Selected text:
◆ ◆ ◆ ◆

The main challenges tend to be the implicit aspects of a job role, rather than the explicit ones – for example, I contribute well to teamwork when there is a defined project to work on and specified roles within the team, and in meetings I communicate well. However, I struggle a lot with spontaneous small talk, and things like remembering people’s names – I have some issues with face recognition (prosopagnosia), and without contextual clues I probably need to meet you a number of times before I learn to recognise you and connect your face with your name. These may seem quite small and unimportant things, but to someone who doesn’t know me or doesn’t have a lot of knowledge about autism, meeting someone who doesn’t engage in small talk and who forgets your name can easily make it seem like that person is rude and uninterested. This is a problem when you want to build a positive profile within an organisation – I definitely don’t want colleagues’ impressions of me to be that I’m rude and uninterested in them!

◆ ◆ ◆ ◆

Set of tasks:
(a) Translate this sentence from the passage about autism in the workplace into Spanish: "This is a problem when you want to build a positive profile within an organisation – I definitely don’t want colleagues’ impressions of me to be that I’m rude and uninterested in them!"
(b) Please continue the passage about autism in the workplace, picking up right after its final sentence.

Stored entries

◆ ◆ ◆ ◆

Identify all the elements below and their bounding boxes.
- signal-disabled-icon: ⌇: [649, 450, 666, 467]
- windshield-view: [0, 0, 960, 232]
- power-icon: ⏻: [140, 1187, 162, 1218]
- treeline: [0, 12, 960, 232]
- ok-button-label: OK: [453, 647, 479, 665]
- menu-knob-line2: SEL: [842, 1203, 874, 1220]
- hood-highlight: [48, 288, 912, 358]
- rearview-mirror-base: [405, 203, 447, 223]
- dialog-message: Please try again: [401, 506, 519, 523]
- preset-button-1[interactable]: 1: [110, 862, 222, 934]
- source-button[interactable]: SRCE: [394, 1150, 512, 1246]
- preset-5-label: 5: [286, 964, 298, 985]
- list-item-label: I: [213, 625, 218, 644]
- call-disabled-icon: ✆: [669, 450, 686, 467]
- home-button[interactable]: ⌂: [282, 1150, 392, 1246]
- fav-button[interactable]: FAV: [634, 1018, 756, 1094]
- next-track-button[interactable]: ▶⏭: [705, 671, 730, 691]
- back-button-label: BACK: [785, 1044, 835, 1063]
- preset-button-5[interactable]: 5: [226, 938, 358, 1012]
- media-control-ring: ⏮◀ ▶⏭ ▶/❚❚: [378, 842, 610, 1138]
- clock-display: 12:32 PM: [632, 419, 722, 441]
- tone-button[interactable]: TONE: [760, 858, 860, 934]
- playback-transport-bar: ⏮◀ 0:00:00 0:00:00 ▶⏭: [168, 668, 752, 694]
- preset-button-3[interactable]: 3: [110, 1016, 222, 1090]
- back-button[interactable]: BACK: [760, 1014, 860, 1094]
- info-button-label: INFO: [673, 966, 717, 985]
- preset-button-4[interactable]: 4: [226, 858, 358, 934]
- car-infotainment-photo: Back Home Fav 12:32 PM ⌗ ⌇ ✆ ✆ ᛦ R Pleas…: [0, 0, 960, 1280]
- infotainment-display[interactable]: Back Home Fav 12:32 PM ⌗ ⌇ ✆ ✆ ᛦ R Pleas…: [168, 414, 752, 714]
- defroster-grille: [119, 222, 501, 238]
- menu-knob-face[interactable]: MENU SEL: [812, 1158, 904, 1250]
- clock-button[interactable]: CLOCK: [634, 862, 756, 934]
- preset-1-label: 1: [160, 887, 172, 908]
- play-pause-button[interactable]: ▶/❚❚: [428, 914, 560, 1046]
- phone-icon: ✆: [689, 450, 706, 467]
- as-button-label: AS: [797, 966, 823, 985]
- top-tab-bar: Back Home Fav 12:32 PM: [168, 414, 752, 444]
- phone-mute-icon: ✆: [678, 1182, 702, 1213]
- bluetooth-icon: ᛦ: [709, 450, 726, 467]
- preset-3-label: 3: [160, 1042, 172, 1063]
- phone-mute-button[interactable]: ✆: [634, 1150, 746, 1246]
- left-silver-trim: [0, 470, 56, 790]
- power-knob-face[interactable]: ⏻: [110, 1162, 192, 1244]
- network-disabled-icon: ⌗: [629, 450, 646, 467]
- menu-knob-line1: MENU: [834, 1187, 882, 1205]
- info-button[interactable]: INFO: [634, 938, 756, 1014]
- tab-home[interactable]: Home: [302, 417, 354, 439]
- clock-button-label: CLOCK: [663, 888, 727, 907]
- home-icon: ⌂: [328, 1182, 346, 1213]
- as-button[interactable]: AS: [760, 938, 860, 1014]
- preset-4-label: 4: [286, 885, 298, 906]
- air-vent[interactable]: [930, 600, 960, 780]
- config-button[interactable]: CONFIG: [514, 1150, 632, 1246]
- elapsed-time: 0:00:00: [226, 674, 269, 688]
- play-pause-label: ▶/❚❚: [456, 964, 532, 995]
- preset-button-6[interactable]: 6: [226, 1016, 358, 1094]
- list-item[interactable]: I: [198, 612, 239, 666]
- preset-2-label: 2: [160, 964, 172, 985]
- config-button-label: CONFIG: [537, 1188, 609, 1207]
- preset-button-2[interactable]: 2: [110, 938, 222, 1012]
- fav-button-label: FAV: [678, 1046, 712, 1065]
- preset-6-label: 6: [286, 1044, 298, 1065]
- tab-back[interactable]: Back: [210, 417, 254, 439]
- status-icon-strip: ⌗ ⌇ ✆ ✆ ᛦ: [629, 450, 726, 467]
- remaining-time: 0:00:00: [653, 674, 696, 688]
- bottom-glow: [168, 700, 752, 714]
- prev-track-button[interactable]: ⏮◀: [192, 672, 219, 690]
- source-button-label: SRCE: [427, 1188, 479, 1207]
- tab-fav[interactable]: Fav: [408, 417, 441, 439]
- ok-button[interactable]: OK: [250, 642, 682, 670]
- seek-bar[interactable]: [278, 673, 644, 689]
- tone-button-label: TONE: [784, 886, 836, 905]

◆ ◆ ◆ ◆

Exercise responses:
(a) Esto es un problema cuando quieres construir un perfil positivo dentro de una organización: ¡desde luego no quiero que mis compañeros se lleven la impresión de que soy una persona grosera y sin interés por ellos!

(b)
Other challenges include sensory sensitivities and social overload from the high level of interaction required in the workplace. I can’t “filter out” background sounds in the same way neurotypical people can, so I can be distracted by a phone conversation occurring four or more desks away in a shared office space, or notice the sound of every keyboard tap by someone typing nearby (if this becomes an issue I usually deal with it by wearing headphones). I deal with social overload by eating my lunch alone, and reading or watching something on my iPad, which gives me a short break in the middle of the day, in an approximation of “alone time”. I’ve explained this to the other graduates, who usually eat together – because, again, I don’t want to seem rude!
6. If there was one thing that Siemens could do to make your time at work easier, what would it be?
With flexible working, championing diversity and the recent focus on creating an autism friendly workplace, this is already one of the best places I’ve worked in terms of feeling supported as an autistic employee. I think the main thing that makes my life easier is awareness, so I would just ask for the continuation of this information campaign – increasing knowledge about the benefits, as well as the drawbacks, of autism in the workplace. The more that people know about autism, the less I have to worry that they’ll doubt my ability to do my job – just because my contributions to spontaneous conversations can sound stilted and awkward, it doesn’t mean that’s how I’ll come across in meetings or presentations when I’ve had time to prepare and know what’s expected of me!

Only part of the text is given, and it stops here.